Work order = Each record is to be copied exactly as written.

Page records with their text =
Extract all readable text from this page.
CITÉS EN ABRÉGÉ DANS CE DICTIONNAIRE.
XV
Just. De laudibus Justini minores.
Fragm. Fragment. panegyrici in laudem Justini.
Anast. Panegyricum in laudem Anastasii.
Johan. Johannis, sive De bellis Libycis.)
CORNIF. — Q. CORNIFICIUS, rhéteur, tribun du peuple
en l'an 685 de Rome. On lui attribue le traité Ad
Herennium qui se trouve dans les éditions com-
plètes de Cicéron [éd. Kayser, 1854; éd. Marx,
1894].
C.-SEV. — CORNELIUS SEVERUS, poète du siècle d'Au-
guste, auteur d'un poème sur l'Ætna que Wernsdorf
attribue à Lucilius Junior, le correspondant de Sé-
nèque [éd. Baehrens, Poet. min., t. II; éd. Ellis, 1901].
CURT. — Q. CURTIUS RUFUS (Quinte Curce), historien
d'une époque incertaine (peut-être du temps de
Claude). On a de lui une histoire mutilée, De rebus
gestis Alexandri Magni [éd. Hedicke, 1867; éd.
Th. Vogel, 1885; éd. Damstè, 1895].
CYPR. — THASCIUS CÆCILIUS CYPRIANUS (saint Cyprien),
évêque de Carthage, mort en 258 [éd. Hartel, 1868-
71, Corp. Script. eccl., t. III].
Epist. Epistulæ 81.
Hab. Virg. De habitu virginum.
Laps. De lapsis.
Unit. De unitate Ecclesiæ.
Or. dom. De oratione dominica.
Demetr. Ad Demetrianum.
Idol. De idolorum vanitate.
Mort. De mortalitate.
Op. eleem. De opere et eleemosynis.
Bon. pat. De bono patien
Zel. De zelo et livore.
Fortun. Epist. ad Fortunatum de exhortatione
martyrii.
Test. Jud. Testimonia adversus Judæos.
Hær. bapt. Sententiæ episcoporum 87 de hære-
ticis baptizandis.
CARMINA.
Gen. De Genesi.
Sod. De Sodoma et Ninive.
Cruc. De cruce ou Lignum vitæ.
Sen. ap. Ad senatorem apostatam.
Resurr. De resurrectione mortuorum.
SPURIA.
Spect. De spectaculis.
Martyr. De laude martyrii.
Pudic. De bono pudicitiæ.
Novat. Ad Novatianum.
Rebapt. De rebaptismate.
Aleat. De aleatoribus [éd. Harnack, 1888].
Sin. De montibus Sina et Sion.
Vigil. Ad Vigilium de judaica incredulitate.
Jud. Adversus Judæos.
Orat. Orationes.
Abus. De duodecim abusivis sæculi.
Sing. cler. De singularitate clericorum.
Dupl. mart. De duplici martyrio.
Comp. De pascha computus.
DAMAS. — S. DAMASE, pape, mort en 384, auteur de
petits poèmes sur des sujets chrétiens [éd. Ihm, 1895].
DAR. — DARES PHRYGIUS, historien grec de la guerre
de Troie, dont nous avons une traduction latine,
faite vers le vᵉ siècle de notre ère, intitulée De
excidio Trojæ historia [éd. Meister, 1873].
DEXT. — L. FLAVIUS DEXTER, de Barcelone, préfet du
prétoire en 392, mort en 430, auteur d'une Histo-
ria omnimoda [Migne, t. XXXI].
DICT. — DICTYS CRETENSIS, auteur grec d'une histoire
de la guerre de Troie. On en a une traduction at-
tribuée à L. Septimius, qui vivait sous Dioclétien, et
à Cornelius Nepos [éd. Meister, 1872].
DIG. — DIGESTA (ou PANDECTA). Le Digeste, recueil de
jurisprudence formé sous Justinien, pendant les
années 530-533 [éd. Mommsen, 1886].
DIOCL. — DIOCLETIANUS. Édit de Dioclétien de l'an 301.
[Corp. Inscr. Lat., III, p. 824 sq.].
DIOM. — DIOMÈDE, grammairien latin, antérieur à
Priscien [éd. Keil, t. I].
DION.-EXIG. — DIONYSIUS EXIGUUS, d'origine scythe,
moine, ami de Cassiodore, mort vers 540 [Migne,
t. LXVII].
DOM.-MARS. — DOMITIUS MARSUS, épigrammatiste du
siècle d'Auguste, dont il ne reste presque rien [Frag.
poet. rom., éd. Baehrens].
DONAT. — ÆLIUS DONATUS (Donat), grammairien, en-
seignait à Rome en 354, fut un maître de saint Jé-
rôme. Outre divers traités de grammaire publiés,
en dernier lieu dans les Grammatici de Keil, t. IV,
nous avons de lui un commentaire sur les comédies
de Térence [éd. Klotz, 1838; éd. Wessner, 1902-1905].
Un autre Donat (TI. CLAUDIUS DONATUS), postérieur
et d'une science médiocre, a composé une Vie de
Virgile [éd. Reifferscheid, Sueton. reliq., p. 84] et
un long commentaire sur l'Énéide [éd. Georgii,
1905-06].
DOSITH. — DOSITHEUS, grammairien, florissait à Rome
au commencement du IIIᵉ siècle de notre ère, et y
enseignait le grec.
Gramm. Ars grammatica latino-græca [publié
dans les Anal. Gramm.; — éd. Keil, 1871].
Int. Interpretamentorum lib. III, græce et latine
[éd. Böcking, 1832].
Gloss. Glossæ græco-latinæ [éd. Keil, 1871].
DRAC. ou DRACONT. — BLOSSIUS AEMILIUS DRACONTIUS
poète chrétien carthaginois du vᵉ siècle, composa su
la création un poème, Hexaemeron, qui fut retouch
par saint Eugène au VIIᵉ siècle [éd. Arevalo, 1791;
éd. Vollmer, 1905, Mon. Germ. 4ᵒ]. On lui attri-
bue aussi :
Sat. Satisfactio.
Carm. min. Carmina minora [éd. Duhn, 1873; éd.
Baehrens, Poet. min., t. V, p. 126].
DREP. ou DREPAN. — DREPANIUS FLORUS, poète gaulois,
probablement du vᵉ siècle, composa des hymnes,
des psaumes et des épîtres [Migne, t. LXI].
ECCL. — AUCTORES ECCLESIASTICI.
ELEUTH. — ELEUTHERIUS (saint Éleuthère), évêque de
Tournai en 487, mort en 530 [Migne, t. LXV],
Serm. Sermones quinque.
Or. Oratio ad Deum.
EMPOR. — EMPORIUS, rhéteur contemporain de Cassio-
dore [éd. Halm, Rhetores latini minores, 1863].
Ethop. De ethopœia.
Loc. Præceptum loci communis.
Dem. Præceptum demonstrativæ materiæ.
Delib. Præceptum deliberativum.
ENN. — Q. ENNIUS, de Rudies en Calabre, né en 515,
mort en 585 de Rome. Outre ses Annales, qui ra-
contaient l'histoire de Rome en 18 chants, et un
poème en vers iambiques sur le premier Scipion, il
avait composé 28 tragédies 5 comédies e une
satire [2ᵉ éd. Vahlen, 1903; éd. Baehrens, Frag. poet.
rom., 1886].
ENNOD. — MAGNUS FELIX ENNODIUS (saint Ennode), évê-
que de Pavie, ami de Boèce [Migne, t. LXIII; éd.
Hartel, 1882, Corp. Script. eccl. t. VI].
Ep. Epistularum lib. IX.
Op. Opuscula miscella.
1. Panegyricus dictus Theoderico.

Your response =
Extract all readable text from this page.
CITÉS EN ABRÉGÉ DANS CE DICTIONNAIRE.
XV
Just. De laudibus Justini minores.
Fragm. Fragment. panegyrici in laudem Justini.
Anast. Panegyricum in laudem Anastasii.
Johan. Johannis, sive De bellis Libycis.)
CORNIF. — Q. CORNIFICIUS, rhéteur, tribun du peuple
en l'an 685 de Rome. On lui attribue le traité Ad
Herennium qui se trouve dans les éditions com-
plètes de Cicéron [éd. Kayser, 1854; éd. Marx,
1894].
C.-SEV. — CORNELIUS SEVERUS, poète du siècle d'Au-
guste, auteur d'un poème sur l'Ætna que Wernsdorf
attribue à Lucilius Junior, le correspondant de Sé-
nèque [éd. Baehrens, Poet. min., t. II; éd. Ellis, 1901].
CURT. — Q. CURTIUS RUFUS (Quinte Curce), historien
d'une époque incertaine (peut-être du temps de
Claude). On a de lui une histoire mutilée, De rebus
gestis Alexandri Magni [éd. Hedicke, 1867; éd.
Th. Vogel, 1885; éd. Damstè, 1895].
CYPR. — THASCIUS CÆCILIUS CYPRIANUS (saint Cyprien),
évêque de Carthage, mort en 258 [éd. Hartel, 1868-
71, Corp. Script. eccl., t. III].
Epist. Epistulæ 81.
Hab. Virg. De habitu virginum.
Laps. De lapsis.
Unit. De unitate Ecclesiæ.
Or. dom. De oratione dominica.
Demetr. Ad Demetrianum.
Idol. De idolorum vanitate.
Mort. De mortalitate.
Op. eleem. De opere et eleemosynis.
Bon. pat. De bono patien
Zel. De zelo et livore.
Fortun. Epist. ad Fortunatum de exhortatione
martyrii.
Test. Jud. Testimonia adversus Judæos.
Hær. bapt. Sententiæ episcoporum 87 de hære-
ticis baptizandis.
CARMINA.
Gen. De Genesi.
Sod. De Sodoma et Ninive.
Cruc. De cruce ou Lignum vitæ.
Sen. ap. Ad senatorem apostatam.
Resurr. De resurrectione mortuorum.
SPURIA.
Spect. De spectaculis.
Martyr. De laude martyrii.
Pudic. De bono pudicitiæ.
Novat. Ad Novatianum.
Rebapt. De rebaptismate.
Aleat. De aleatoribus [éd. Harnack, 1888].
Sin. De montibus Sina et Sion.
Vigil. Ad Vigilium de judaica incredulitate.
Jud. Adversus Judæos.
Orat. Orationes.
Abus. De duodecim abusivis sæculi.
Sing. cler. De singularitate clericorum.
Dupl. mart. De duplici martyrio.
Comp. De pascha computus.
DAMAS. — S. DAMASE, pape, mort en 384, auteur de
petits poèmes sur des sujets chrétiens [éd. Ihm, 1895].
DAR. — DARES PHRYGIUS, historien grec de la guerre
de Troie, dont nous avons une traduction latine,
faite vers le vᵉ siècle de notre ère, intitulée De
excidio Trojæ historia [éd. Meister, 1873].
DEXT. — L. FLAVIUS DEXTER, de Barcelone, préfet du
prétoire en 392, mort en 430, auteur d'une Histo-
ria omnimoda [Migne, t. XXXI].
DICT. — DICTYS CRETENSIS, auteur grec d'une histoire
de la guerre de Troie. On en a une traduction at-
tribuée à L. Septimius, qui vivait sous Dioclétien, et
à Cornelius Nepos [éd. Meister, 1872].
DIG. — DIGESTA (ou PANDECTA). Le Digeste, recueil de
jurisprudence formé sous Justinien, pendant les
années 530-533 [éd. Mommsen, 1886].
DIOCL. — DIOCLETIANUS. Édit de Dioclétien de l'an 301.
[Corp. Inscr. Lat., III, p. 824 sq.].
DIOM. — DIOMÈDE, grammairien latin, antérieur à
Priscien [éd. Keil, t. I].
DION.-EXIG. — DIONYSIUS EXIGUUS, d'origine scythe,
moine, ami de Cassiodore, mort vers 540 [Migne,
t. LXVII].
DOM.-MARS. — DOMITIUS MARSUS, épigrammatiste du
siècle d'Auguste, dont il ne reste presque rien [Frag.
poet. rom., éd. Baehrens].
DONAT. — ÆLIUS DONATUS (Donat), grammairien, en-
seignait à Rome en 354, fut un maître de saint Jé-
rôme. Outre divers traités de grammaire publiés,
en dernier lieu dans les Grammatici de Keil, t. IV,
nous avons de lui un commentaire sur les comédies
de Térence [éd. Klotz, 1838; éd. Wessner, 1902-1905].
Un autre Donat (TI. CLAUDIUS DONATUS), postérieur
et d'une science médiocre, a composé une Vie de
Virgile [éd. Reifferscheid, Sueton. reliq., p. 84] et
un long commentaire sur l'Énéide [éd. Georgii,
1905-06].
DOSITH. — DOSITHEUS, grammairien, florissait à Rome
au commencement du IIIᵉ siècle de notre ère, et y
enseignait le grec.
Gramm. Ars grammatica latino-græca [publié
dans les Anal. Gramm.; — éd. Keil, 1871].
Int. Interpretamentorum lib. III, græce et latine
[éd. Böcking, 1832].
Gloss. Glossæ græco-latinæ [éd. Keil, 1871].
DRAC. ou DRACONT. — BLOSSIUS AEMILIUS DRACONTIUS
poète chrétien carthaginois du vᵉ siècle, composa su
la création un poème, Hexaemeron, qui fut retouch
par saint Eugène au VIIᵉ siècle [éd. Arevalo, 1791;
éd. Vollmer, 1905, Mon. Germ. 4ᵒ]. On lui attri-
bue aussi :
Sat. Satisfactio.
Carm. min. Carmina minora [éd. Duhn, 1873; éd.
Baehrens, Poet. min., t. V, p. 126].
DREP. ou DREPAN. — DREPANIUS FLORUS, poète gaulois,
probablement du vᵉ siècle, composa des hymnes,
des psaumes et des épîtres [Migne, t. LXI].
ECCL. — AUCTORES ECCLESIASTICI.
ELEUTH. — ELEUTHERIUS (saint Éleuthère), évêque de
Tournai en 487, mort en 530 [Migne, t. LXV],
Serm. Sermones quinque.
Or. Oratio ad Deum.
EMPOR. — EMPORIUS, rhéteur contemporain de Cassio-
dore [éd. Halm, Rhetores latini minores, 1863].
Ethop. De ethopœia.
Loc. Præceptum loci communis.
Dem. Præceptum demonstrativæ materiæ.
Delib. Præceptum deliberativum.
ENN. — Q. ENNIUS, de Rudies en Calabre, né en 515,
mort en 585 de Rome. Outre ses Annales, qui ra-
contaient l'histoire de Rome en 18 chants, et un
poème en vers iambiques sur le premier Scipion, il
avait composé 28 tragédies 5 comédies e une
satire [2ᵉ éd. Vahlen, 1903; éd. Baehrens, Frag. poet.
rom., 1886].
ENNOD. — MAGNUS FELIX ENNODIUS (saint Ennode), évê-
que de Pavie, ami de Boèce [Migne, t. LXIII; éd.
Hartel, 1882, Corp. Script. eccl. t. VI].
Ep. Epistularum lib. IX.
Op. Opuscula miscella.
1. Panegyricus dictus Theoderico.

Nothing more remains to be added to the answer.